━━ PROVIDED DATA
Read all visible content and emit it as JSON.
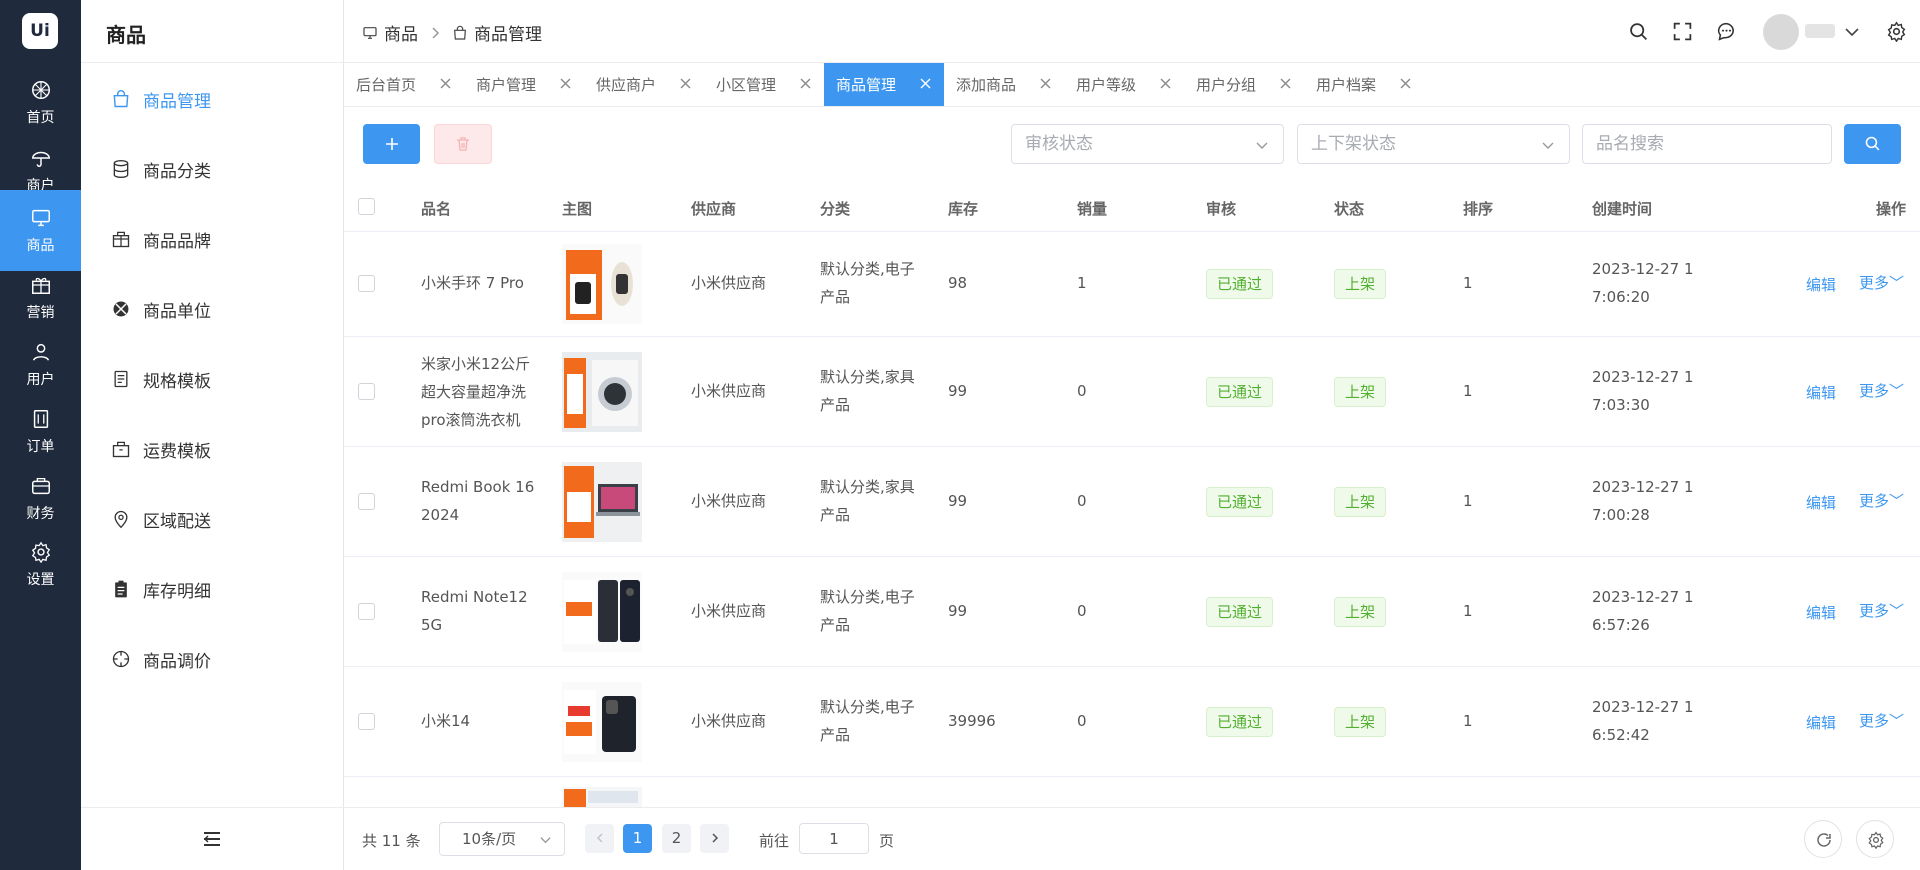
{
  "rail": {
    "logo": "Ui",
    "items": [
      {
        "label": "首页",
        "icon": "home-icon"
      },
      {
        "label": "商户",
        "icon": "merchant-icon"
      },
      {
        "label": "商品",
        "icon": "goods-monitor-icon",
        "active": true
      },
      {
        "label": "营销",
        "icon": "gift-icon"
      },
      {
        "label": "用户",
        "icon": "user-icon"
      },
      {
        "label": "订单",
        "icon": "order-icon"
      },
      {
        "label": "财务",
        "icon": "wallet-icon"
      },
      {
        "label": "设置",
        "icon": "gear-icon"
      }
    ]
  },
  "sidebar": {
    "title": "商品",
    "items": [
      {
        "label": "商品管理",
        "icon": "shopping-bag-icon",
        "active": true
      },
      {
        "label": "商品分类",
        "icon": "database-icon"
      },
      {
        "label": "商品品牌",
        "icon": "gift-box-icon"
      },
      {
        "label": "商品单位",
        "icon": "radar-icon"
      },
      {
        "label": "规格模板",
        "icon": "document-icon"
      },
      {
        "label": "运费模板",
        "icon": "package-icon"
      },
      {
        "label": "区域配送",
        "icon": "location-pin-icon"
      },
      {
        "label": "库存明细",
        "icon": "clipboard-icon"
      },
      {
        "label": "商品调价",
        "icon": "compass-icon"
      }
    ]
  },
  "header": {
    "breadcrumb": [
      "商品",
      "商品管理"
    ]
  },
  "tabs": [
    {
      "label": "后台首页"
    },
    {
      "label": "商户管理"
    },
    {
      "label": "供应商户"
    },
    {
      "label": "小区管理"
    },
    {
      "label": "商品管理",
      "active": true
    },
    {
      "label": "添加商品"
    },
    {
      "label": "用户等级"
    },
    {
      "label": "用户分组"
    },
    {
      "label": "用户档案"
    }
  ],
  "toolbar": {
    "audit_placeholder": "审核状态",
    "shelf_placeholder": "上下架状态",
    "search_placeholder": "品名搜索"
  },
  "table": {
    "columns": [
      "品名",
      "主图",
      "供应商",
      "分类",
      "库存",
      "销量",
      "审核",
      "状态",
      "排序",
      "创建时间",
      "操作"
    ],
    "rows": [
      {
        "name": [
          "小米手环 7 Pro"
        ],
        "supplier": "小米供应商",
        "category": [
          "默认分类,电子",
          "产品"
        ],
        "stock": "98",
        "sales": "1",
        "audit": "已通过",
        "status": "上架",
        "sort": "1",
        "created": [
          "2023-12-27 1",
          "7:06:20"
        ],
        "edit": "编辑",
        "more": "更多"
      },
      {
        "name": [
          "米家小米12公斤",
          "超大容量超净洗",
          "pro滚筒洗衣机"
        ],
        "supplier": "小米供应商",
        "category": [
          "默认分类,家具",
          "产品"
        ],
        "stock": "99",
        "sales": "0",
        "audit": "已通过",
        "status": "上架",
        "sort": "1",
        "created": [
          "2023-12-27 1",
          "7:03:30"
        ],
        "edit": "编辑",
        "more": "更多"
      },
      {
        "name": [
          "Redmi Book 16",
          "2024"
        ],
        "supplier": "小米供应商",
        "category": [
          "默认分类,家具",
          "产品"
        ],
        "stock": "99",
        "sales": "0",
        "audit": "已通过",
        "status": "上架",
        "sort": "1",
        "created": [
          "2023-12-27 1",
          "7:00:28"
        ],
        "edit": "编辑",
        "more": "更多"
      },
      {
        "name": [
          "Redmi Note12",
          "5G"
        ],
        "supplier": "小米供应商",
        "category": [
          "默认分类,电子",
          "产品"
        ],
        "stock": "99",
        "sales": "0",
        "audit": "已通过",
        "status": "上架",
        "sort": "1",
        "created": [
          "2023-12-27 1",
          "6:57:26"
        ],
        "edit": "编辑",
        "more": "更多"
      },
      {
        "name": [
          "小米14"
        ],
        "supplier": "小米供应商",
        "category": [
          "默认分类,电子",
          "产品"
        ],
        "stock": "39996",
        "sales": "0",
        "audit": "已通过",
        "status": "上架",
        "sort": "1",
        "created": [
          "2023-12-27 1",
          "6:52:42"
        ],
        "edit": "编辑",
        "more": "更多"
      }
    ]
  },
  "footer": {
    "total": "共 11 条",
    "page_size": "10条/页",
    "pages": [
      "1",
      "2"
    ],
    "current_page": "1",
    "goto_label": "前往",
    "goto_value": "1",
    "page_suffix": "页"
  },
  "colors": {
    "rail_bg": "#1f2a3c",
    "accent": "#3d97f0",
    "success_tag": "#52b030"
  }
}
━━━━
**TASK GOAL**
Reproduce the entries above exactly. Do not include the images.

**WRITTEN SOLUTION**
Read all visible content and emit it as JSON.
{
  "rail": {
    "logo": "Ui",
    "items": [
      {
        "label": "首页",
        "icon": "home-icon"
      },
      {
        "label": "商户",
        "icon": "merchant-icon"
      },
      {
        "label": "商品",
        "icon": "goods-monitor-icon",
        "active": true
      },
      {
        "label": "营销",
        "icon": "gift-icon"
      },
      {
        "label": "用户",
        "icon": "user-icon"
      },
      {
        "label": "订单",
        "icon": "order-icon"
      },
      {
        "label": "财务",
        "icon": "wallet-icon"
      },
      {
        "label": "设置",
        "icon": "gear-icon"
      }
    ]
  },
  "sidebar": {
    "title": "商品",
    "items": [
      {
        "label": "商品管理",
        "icon": "shopping-bag-icon",
        "active": true
      },
      {
        "label": "商品分类",
        "icon": "database-icon"
      },
      {
        "label": "商品品牌",
        "icon": "gift-box-icon"
      },
      {
        "label": "商品单位",
        "icon": "radar-icon"
      },
      {
        "label": "规格模板",
        "icon": "document-icon"
      },
      {
        "label": "运费模板",
        "icon": "package-icon"
      },
      {
        "label": "区域配送",
        "icon": "location-pin-icon"
      },
      {
        "label": "库存明细",
        "icon": "clipboard-icon"
      },
      {
        "label": "商品调价",
        "icon": "compass-icon"
      }
    ]
  },
  "header": {
    "breadcrumb": [
      "商品",
      "商品管理"
    ]
  },
  "tabs": [
    {
      "label": "后台首页"
    },
    {
      "label": "商户管理"
    },
    {
      "label": "供应商户"
    },
    {
      "label": "小区管理"
    },
    {
      "label": "商品管理",
      "active": true
    },
    {
      "label": "添加商品"
    },
    {
      "label": "用户等级"
    },
    {
      "label": "用户分组"
    },
    {
      "label": "用户档案"
    }
  ],
  "toolbar": {
    "audit_placeholder": "审核状态",
    "shelf_placeholder": "上下架状态",
    "search_placeholder": "品名搜索"
  },
  "table": {
    "columns": [
      "品名",
      "主图",
      "供应商",
      "分类",
      "库存",
      "销量",
      "审核",
      "状态",
      "排序",
      "创建时间",
      "操作"
    ],
    "rows": [
      {
        "name": [
          "小米手环 7 Pro"
        ],
        "supplier": "小米供应商",
        "category": [
          "默认分类,电子",
          "产品"
        ],
        "stock": "98",
        "sales": "1",
        "audit": "已通过",
        "status": "上架",
        "sort": "1",
        "created": [
          "2023-12-27 1",
          "7:06:20"
        ],
        "edit": "编辑",
        "more": "更多"
      },
      {
        "name": [
          "米家小米12公斤",
          "超大容量超净洗",
          "pro滚筒洗衣机"
        ],
        "supplier": "小米供应商",
        "category": [
          "默认分类,家具",
          "产品"
        ],
        "stock": "99",
        "sales": "0",
        "audit": "已通过",
        "status": "上架",
        "sort": "1",
        "created": [
          "2023-12-27 1",
          "7:03:30"
        ],
        "edit": "编辑",
        "more": "更多"
      },
      {
        "name": [
          "Redmi Book 16",
          "2024"
        ],
        "supplier": "小米供应商",
        "category": [
          "默认分类,家具",
          "产品"
        ],
        "stock": "99",
        "sales": "0",
        "audit": "已通过",
        "status": "上架",
        "sort": "1",
        "created": [
          "2023-12-27 1",
          "7:00:28"
        ],
        "edit": "编辑",
        "more": "更多"
      },
      {
        "name": [
          "Redmi Note12",
          "5G"
        ],
        "supplier": "小米供应商",
        "category": [
          "默认分类,电子",
          "产品"
        ],
        "stock": "99",
        "sales": "0",
        "audit": "已通过",
        "status": "上架",
        "sort": "1",
        "created": [
          "2023-12-27 1",
          "6:57:26"
        ],
        "edit": "编辑",
        "more": "更多"
      },
      {
        "name": [
          "小米14"
        ],
        "supplier": "小米供应商",
        "category": [
          "默认分类,电子",
          "产品"
        ],
        "stock": "39996",
        "sales": "0",
        "audit": "已通过",
        "status": "上架",
        "sort": "1",
        "created": [
          "2023-12-27 1",
          "6:52:42"
        ],
        "edit": "编辑",
        "more": "更多"
      }
    ]
  },
  "footer": {
    "total": "共 11 条",
    "page_size": "10条/页",
    "pages": [
      "1",
      "2"
    ],
    "current_page": "1",
    "goto_label": "前往",
    "goto_value": "1",
    "page_suffix": "页"
  },
  "colors": {
    "rail_bg": "#1f2a3c",
    "accent": "#3d97f0",
    "success_tag": "#52b030"
  }
}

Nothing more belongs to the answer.